WHAT TO WORK ON> Reproduce the items word for word, starting at the very first line and stopping after the line that contains "x-tick-label: 01.01.2014 <box>19".
== MATERIAL FOR THIS TASK
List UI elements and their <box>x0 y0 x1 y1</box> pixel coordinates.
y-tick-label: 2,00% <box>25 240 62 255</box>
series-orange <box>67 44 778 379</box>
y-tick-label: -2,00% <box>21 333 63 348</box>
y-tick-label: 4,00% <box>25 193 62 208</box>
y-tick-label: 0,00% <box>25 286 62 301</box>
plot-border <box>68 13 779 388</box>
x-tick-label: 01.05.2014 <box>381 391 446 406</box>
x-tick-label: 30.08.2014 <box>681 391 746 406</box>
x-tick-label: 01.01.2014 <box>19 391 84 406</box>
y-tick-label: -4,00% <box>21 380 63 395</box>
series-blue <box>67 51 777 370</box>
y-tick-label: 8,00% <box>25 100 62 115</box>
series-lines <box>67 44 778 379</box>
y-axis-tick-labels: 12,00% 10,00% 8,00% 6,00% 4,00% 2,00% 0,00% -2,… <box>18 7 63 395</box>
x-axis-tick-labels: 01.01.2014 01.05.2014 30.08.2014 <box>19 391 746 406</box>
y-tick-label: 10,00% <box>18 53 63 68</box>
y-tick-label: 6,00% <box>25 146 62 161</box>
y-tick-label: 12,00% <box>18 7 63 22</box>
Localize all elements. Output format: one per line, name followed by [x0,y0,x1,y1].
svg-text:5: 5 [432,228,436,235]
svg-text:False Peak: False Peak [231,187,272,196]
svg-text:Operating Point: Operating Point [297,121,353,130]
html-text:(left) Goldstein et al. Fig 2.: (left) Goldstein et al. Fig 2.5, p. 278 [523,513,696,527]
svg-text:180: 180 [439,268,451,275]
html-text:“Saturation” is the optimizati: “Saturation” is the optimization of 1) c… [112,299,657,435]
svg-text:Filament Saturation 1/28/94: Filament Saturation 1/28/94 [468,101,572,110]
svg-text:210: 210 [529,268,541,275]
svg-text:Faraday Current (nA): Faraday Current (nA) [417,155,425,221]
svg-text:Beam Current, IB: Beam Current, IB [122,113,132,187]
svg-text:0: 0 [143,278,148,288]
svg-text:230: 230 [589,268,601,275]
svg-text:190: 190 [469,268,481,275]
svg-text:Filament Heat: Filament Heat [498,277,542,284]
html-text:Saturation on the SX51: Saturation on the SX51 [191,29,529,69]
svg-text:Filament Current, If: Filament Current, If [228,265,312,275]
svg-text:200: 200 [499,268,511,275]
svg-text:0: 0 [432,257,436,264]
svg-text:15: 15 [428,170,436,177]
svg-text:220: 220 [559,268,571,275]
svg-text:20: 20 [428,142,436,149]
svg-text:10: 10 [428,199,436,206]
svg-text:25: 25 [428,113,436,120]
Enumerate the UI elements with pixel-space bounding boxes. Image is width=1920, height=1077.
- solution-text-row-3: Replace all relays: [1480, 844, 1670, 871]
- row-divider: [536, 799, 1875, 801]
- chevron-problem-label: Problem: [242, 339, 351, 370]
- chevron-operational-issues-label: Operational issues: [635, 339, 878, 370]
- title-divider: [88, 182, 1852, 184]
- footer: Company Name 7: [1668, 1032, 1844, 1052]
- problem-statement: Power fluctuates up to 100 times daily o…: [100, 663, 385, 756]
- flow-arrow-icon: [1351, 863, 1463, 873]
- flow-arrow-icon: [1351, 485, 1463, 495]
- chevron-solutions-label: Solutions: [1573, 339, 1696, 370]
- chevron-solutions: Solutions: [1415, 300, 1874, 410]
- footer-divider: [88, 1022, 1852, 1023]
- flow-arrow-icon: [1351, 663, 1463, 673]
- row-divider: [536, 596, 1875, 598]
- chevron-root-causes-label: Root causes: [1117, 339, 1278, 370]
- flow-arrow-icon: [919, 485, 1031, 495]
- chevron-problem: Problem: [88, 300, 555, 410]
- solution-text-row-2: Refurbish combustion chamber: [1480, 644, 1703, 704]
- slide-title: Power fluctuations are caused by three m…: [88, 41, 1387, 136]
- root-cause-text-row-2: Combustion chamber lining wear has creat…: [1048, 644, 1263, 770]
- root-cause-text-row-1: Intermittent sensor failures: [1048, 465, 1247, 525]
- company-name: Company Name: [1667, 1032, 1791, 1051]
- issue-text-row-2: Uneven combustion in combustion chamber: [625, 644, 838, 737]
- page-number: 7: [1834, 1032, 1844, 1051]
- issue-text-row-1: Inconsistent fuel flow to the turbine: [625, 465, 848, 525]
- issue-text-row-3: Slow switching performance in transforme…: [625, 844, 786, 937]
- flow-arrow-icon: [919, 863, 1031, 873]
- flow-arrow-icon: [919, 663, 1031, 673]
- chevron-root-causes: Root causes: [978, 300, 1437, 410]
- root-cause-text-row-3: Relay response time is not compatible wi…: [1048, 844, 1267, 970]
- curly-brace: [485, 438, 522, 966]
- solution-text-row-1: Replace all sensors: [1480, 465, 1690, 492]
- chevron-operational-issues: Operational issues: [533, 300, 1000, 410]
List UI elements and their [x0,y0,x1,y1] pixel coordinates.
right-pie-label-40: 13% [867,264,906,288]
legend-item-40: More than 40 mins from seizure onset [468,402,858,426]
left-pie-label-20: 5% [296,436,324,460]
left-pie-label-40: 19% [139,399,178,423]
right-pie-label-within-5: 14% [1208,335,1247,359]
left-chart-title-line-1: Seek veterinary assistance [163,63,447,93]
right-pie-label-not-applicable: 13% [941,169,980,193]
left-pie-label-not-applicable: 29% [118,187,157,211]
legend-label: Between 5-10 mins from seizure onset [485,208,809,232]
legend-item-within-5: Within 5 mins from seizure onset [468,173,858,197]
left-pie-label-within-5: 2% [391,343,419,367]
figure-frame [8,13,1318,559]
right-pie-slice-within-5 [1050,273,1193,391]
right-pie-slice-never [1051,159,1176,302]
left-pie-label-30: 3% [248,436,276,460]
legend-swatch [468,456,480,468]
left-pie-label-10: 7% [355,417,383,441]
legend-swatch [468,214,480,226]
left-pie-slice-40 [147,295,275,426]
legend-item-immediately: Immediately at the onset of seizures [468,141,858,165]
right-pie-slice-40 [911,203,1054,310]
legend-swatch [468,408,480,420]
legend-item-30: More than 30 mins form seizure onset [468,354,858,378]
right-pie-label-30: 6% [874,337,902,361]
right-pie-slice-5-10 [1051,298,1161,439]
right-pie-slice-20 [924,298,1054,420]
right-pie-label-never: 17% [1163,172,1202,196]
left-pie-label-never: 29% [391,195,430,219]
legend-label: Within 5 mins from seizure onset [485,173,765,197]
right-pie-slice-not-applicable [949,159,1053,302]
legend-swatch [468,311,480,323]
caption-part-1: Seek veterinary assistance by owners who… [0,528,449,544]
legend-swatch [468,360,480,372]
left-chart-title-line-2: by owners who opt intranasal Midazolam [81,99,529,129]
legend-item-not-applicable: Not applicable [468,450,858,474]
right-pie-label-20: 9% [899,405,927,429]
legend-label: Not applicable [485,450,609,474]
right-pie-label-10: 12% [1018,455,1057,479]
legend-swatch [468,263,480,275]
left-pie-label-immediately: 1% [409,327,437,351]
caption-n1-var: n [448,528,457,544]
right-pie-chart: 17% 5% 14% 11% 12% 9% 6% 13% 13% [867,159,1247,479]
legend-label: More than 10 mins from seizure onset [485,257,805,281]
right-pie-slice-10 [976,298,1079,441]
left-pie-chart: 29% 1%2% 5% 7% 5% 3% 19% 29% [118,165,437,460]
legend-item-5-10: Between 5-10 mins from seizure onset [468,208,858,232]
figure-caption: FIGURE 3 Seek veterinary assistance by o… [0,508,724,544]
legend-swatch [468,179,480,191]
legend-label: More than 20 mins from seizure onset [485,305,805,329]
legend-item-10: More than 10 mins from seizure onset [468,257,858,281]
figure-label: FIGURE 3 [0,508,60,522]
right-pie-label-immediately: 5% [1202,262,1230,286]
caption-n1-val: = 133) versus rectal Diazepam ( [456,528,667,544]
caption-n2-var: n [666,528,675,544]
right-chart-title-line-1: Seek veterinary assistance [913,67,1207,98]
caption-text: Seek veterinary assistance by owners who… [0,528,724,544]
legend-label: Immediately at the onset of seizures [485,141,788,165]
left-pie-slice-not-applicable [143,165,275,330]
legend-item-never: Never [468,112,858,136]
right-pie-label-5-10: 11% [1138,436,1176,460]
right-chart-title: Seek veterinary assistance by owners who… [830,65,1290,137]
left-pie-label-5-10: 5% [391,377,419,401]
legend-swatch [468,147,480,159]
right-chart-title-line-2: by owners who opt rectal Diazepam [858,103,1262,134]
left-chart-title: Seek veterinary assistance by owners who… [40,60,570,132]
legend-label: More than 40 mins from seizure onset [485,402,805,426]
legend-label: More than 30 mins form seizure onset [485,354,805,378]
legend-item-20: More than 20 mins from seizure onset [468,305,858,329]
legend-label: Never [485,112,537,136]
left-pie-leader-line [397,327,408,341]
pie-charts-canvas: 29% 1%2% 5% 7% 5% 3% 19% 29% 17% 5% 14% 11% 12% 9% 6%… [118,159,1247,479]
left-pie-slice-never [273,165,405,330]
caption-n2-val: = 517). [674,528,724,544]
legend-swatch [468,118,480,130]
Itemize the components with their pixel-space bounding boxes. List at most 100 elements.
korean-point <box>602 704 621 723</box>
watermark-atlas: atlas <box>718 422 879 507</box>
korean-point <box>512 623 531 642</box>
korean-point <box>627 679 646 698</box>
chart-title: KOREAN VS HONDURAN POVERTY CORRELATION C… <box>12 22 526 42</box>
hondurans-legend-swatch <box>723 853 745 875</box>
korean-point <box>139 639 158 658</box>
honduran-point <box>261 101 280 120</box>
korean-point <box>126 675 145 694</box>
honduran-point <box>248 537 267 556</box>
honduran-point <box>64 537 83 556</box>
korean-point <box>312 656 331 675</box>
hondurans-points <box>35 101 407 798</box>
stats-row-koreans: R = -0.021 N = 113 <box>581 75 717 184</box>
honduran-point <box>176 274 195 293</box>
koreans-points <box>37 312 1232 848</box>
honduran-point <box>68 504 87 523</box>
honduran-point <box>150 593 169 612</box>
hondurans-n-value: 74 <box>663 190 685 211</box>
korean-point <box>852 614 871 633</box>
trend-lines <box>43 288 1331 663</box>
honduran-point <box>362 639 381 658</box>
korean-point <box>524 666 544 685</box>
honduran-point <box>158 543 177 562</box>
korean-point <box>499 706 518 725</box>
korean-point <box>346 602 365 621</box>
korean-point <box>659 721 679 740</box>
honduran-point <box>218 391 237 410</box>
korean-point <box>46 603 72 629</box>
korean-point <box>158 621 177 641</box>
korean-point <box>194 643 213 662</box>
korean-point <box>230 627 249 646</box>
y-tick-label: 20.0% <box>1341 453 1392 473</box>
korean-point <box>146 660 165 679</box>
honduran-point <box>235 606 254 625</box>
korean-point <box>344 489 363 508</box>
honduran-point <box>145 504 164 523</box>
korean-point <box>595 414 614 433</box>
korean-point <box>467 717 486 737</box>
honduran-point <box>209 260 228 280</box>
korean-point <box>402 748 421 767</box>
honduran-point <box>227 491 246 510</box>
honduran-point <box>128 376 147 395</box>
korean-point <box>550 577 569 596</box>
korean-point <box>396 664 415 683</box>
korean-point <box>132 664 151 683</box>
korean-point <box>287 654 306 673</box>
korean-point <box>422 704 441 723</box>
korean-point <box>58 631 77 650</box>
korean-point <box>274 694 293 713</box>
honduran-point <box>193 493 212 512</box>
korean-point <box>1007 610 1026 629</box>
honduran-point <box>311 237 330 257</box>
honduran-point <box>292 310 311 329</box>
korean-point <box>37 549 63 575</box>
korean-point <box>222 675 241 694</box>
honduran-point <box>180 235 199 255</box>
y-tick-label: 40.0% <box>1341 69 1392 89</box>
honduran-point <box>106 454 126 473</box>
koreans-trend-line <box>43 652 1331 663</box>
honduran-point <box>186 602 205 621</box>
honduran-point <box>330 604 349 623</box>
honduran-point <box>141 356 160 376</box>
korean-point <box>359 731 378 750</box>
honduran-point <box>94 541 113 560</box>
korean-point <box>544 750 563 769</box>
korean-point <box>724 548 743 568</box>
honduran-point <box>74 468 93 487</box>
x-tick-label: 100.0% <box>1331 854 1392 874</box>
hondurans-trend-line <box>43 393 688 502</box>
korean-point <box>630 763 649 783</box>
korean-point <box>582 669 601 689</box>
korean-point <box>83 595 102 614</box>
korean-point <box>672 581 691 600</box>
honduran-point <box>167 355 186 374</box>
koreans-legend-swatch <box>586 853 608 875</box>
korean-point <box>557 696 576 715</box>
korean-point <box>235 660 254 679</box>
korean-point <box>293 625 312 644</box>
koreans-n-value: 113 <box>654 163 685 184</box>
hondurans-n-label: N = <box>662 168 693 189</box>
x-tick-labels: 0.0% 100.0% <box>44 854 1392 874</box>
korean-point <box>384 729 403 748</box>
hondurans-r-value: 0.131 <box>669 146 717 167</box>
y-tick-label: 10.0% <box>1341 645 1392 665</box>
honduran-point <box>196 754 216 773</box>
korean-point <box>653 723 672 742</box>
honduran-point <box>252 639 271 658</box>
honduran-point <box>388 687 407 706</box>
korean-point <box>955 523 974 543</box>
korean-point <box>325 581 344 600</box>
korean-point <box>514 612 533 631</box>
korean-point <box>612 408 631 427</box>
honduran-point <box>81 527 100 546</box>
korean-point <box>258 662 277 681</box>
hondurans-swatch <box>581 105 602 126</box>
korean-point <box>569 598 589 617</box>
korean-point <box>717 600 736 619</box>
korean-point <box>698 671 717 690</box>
====
TASK RESPONSE>
List UI elements and their <box>x0 y0 x1 y1</box> pixel coordinates.
y-tick-label: 2,00% <box>25 240 62 255</box>
series-orange <box>67 44 778 379</box>
y-tick-label: -2,00% <box>21 333 63 348</box>
y-tick-label: 4,00% <box>25 193 62 208</box>
y-tick-label: 0,00% <box>25 286 62 301</box>
plot-border <box>68 13 779 388</box>
x-tick-label: 01.05.2014 <box>381 391 446 406</box>
x-tick-label: 30.08.2014 <box>681 391 746 406</box>
x-tick-label: 01.01.2014 <box>19 391 84 406</box>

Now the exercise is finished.